# STATED PROBLEM:
Gather each line containing the string "Number" from these entries.

Stored records:
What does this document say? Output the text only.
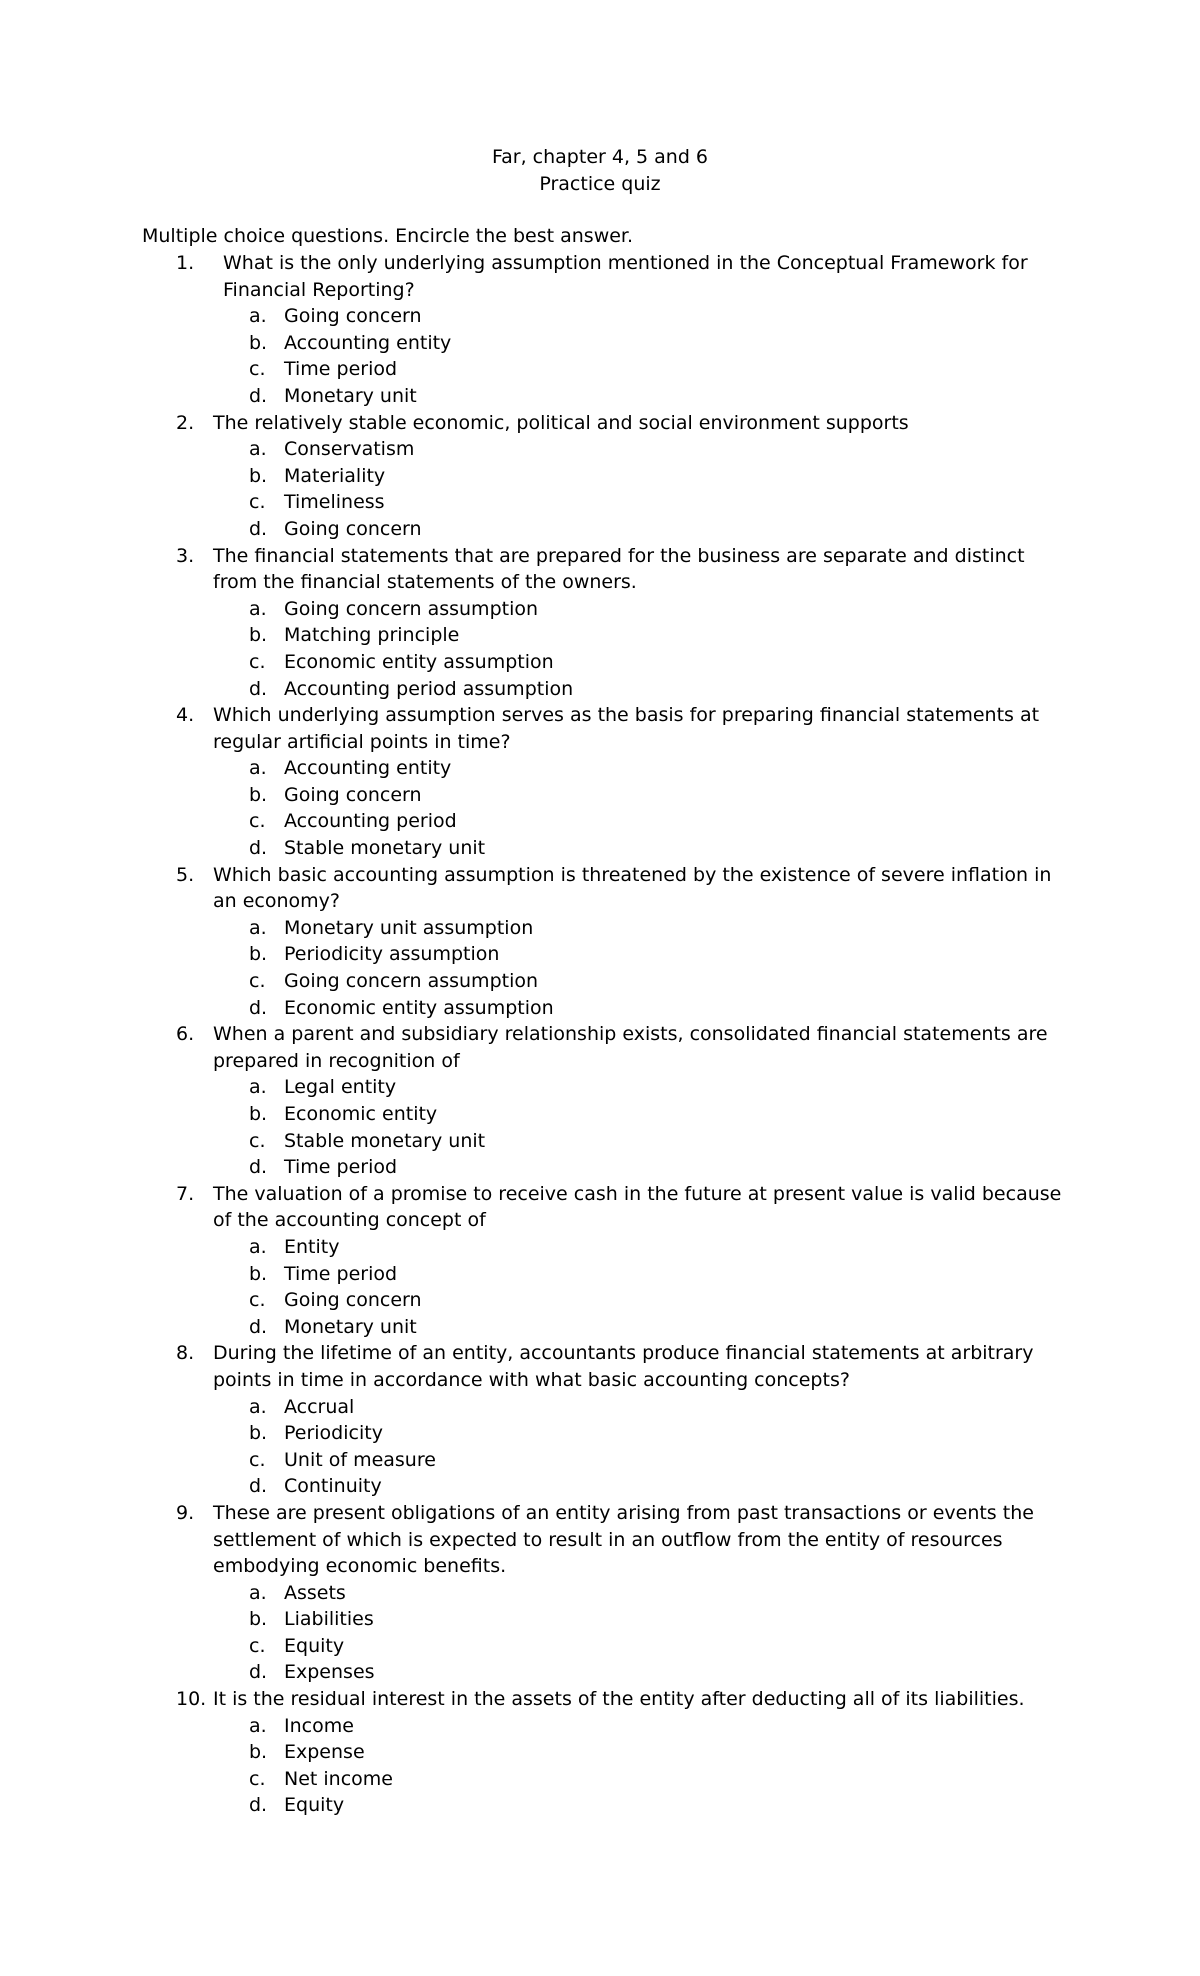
Far, chapter 4, 5 and 6
Practice quiz
Multiple choice questions. Encircle the best answer.
1.	What is the only underlying assumption mentioned in the Conceptual Framework for Financial Reporting?
a. Going concern
b. Accounting entity
c. Time period
d. Monetary unit
2. The relatively stable economic, political and social environment supports
a. Conservatism
b. Materiality
c. Timeliness
d. Going concern
3. The financial statements that are prepared for the business are separate and distinct from the financial statements of the owners.
a. Going concern assumption
b. Matching principle
c. Economic entity assumption
d. Accounting period assumption
4. Which underlying assumption serves as the basis for preparing financial statements at regular artificial points in time?
a. Accounting entity
b. Going concern
c. Accounting period
d. Stable monetary unit
5. Which basic accounting assumption is threatened by the existence of severe inflation in an economy?
a. Monetary unit assumption
b. Periodicity assumption
c. Going concern assumption
d. Economic entity assumption
6. When a parent and subsidiary relationship exists, consolidated financial statements are prepared in recognition of
a. Legal entity
b. Economic entity
c. Stable monetary unit
d. Time period
7. The valuation of a promise to receive cash in the future at present value is valid because of the accounting concept of
a. Entity
b. Time period
c. Going concern
d. Monetary unit
8. During the lifetime of an entity, accountants produce financial statements at arbitrary points in time in accordance with what basic accounting concepts?
a. Accrual
b. Periodicity
c. Unit of measure
d. Continuity
9. These are present obligations of an entity arising from past transactions or events the settlement of which is expected to result in an outflow from the entity of resources embodying economic benefits.
a. Assets
b. Liabilities
c. Equity
d. Expenses
10. It is the residual interest in the assets of the entity after deducting all of its liabilities.
a. Income
b. Expense
c. Net income
d. Equity
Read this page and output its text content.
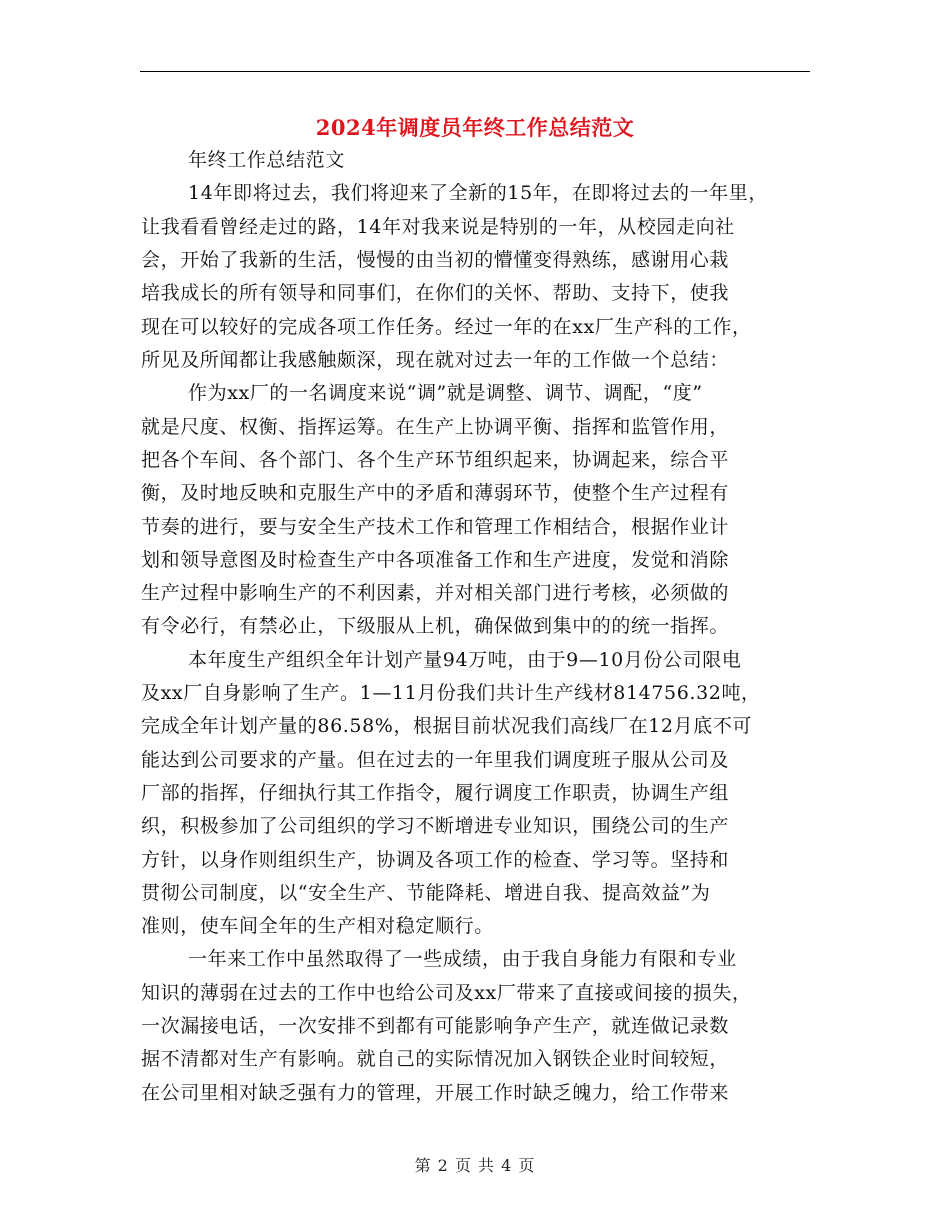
2024年调度员年终工作总结范文
年终工作总结范文
14年即将过去，我们将迎来了全新的15年，在即将过去的一年里，
让我看看曾经走过的路，14年对我来说是特别的一年，从校园走向社
会，开始了我新的生活，慢慢的由当初的懵懂变得熟练，感谢用心栽
培我成长的所有领导和同事们，在你们的关怀、帮助、支持下，使我
现在可以较好的完成各项工作任务。经过一年的在xx厂生产科的工作，
所见及所闻都让我感触颇深，现在就对过去一年的工作做一个总结：
作为xx厂的一名调度来说“调”就是调整、调节、调配，“度”
就是尺度、权衡、指挥运筹。在生产上协调平衡、指挥和监管作用，
把各个车间、各个部门、各个生产环节组织起来，协调起来，综合平
衡，及时地反映和克服生产中的矛盾和薄弱环节，使整个生产过程有
节奏的进行，要与安全生产技术工作和管理工作相结合，根据作业计
划和领导意图及时检查生产中各项准备工作和生产进度，发觉和消除
生产过程中影响生产的不利因素，并对相关部门进行考核，必须做的
有令必行，有禁必止，下级服从上机，确保做到集中的的统一指挥。
本年度生产组织全年计划产量94万吨，由于9—10月份公司限电
及xx厂自身影响了生产。1—11月份我们共计生产线材814756.32吨，
完成全年计划产量的86.58%，根据目前状况我们高线厂在12月底不可
能达到公司要求的产量。但在过去的一年里我们调度班子服从公司及
厂部的指挥，仔细执行其工作指令，履行调度工作职责，协调生产组
织，积极参加了公司组织的学习不断增进专业知识，围绕公司的生产
方针，以身作则组织生产，协调及各项工作的检查、学习等。坚持和
贯彻公司制度，以“安全生产、节能降耗、增进自我、提高效益”为
准则，使车间全年的生产相对稳定顺行。
一年来工作中虽然取得了一些成绩，由于我自身能力有限和专业
知识的薄弱在过去的工作中也给公司及xx厂带来了直接或间接的损失，
一次漏接电话，一次安排不到都有可能影响争产生产，就连做记录数
据不清都对生产有影响。就自己的实际情况加入钢铁企业时间较短，
在公司里相对缺乏强有力的管理，开展工作时缺乏魄力，给工作带来
第 2 页 共 4 页
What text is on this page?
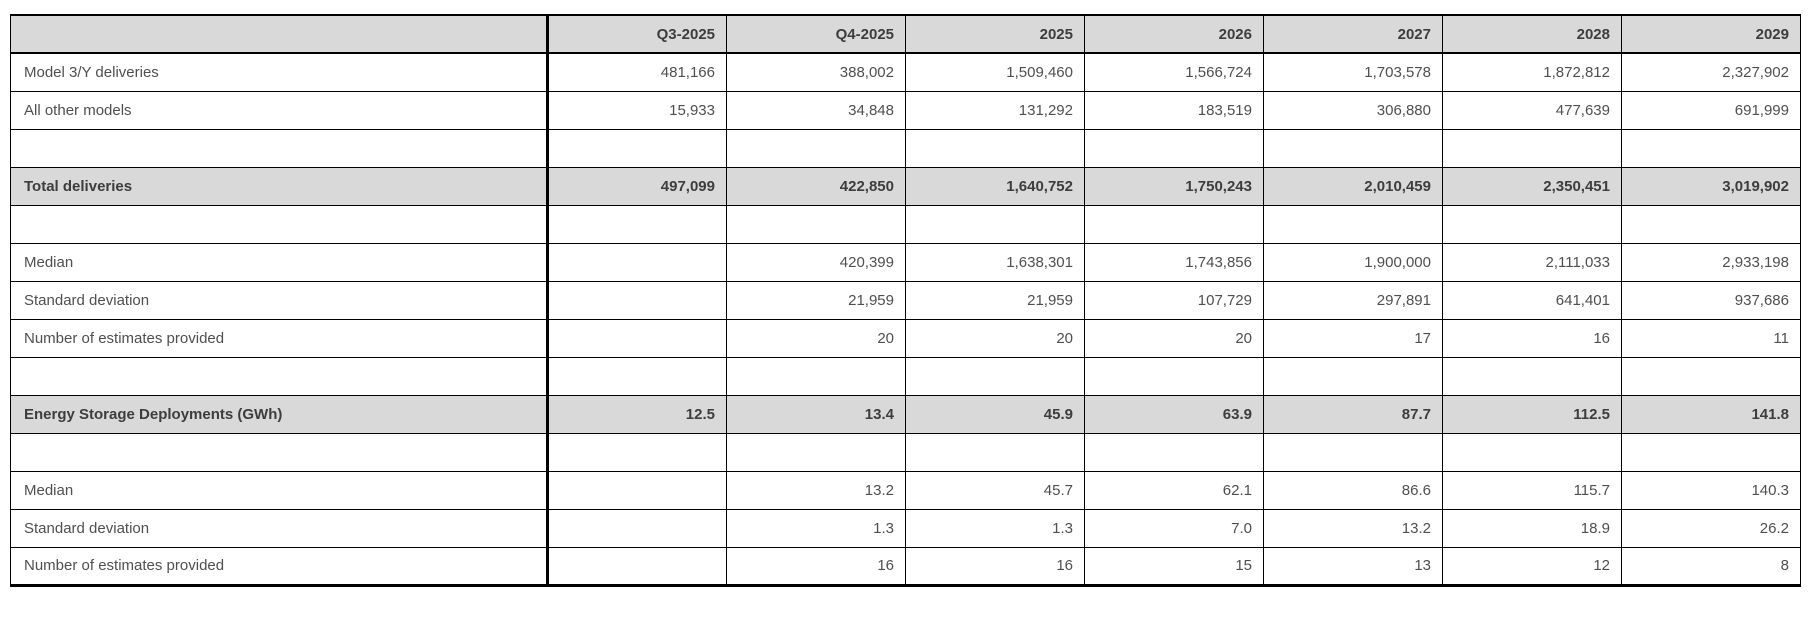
	Q3-2025	Q4-2025	2025	2026	2027	2028	2029
Model 3/Y deliveries	481,166	388,002	1,509,460	1,566,724	1,703,578	1,872,812	2,327,902
All other models	15,933	34,848	131,292	183,519	306,880	477,639	691,999

Total deliveries	497,099	422,850	1,640,752	1,750,243	2,010,459	2,350,451	3,019,902

Median		420,399	1,638,301	1,743,856	1,900,000	2,111,033	2,933,198
Standard deviation		21,959	21,959	107,729	297,891	641,401	937,686
Number of estimates provided		20	20	20	17	16	11

Energy Storage Deployments (GWh)	12.5	13.4	45.9	63.9	87.7	112.5	141.8

Median		13.2	45.7	62.1	86.6	115.7	140.3
Standard deviation		1.3	1.3	7.0	13.2	18.9	26.2
Number of estimates provided		16	16	15	13	12	8
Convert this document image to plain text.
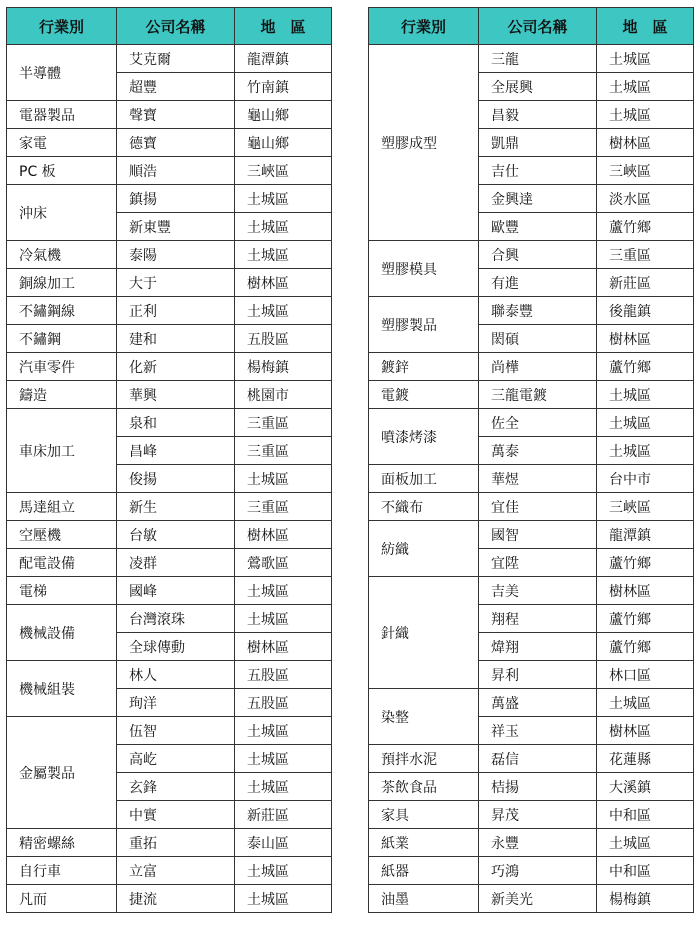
行業別	公司名稱	地　區
半導體	艾克爾	龍潭鎮
	超豐	竹南鎮
電器製品	聲寶	龜山鄉
家電	德寶	龜山鄉
PC 板	順浩	三峽區
沖床	鎮揚	土城區
	新東豐	土城區
冷氣機	泰陽	土城區
銅線加工	大于	樹林區
不鏽鋼線	正利	土城區
不鏽鋼	建和	五股區
汽車零件	化新	楊梅鎮
鑄造	華興	桃園市
車床加工	泉和	三重區
	昌峰	三重區
	俊揚	土城區
馬達組立	新生	三重區
空壓機	台敏	樹林區
配電設備	凌群	鶯歌區
電梯	國峰	土城區
機械設備	台灣滾珠	土城區
	全球傳動	樹林區
機械組裝	林人	五股區
	珣洋	五股區
金屬製品	伍智	土城區
	高屹	土城區
	玄鋒	土城區
	中實	新莊區
精密螺絲	重拓	泰山區
自行車	立富	土城區
凡而	捷流	土城區
行業別	公司名稱	地　區
塑膠成型	三龍	土城區
	全展興	土城區
	昌毅	土城區
	凱鼎	樹林區
	吉仕	三峽區
	金興達	淡水區
	歐豐	蘆竹鄉
塑膠模具	合興	三重區
	有進	新莊區
塑膠製品	聯泰豐	後龍鎮
	閎碩	樹林區
鍍鋅	尚樺	蘆竹鄉
電鍍	三龍電鍍	土城區
噴漆烤漆	佐全	土城區
	萬泰	土城區
面板加工	華煜	台中市
不織布	宜佳	三峽區
紡織	國智	龍潭鎮
	宜陞	蘆竹鄉
針織	吉美	樹林區
	翔程	蘆竹鄉
	煒翔	蘆竹鄉
	昇利	林口區
染整	萬盛	土城區
	祥玉	樹林區
預拌水泥	磊信	花蓮縣
茶飲食品	桔揚	大溪鎮
家具	昇茂	中和區
紙業	永豐	土城區
紙器	巧鴻	中和區
油墨	新美光	楊梅鎮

# REPLY TO THE TASK:
Number of estimates provided		20	20	20	17	16	11
Number of estimates provided		16	16	15	13	12	8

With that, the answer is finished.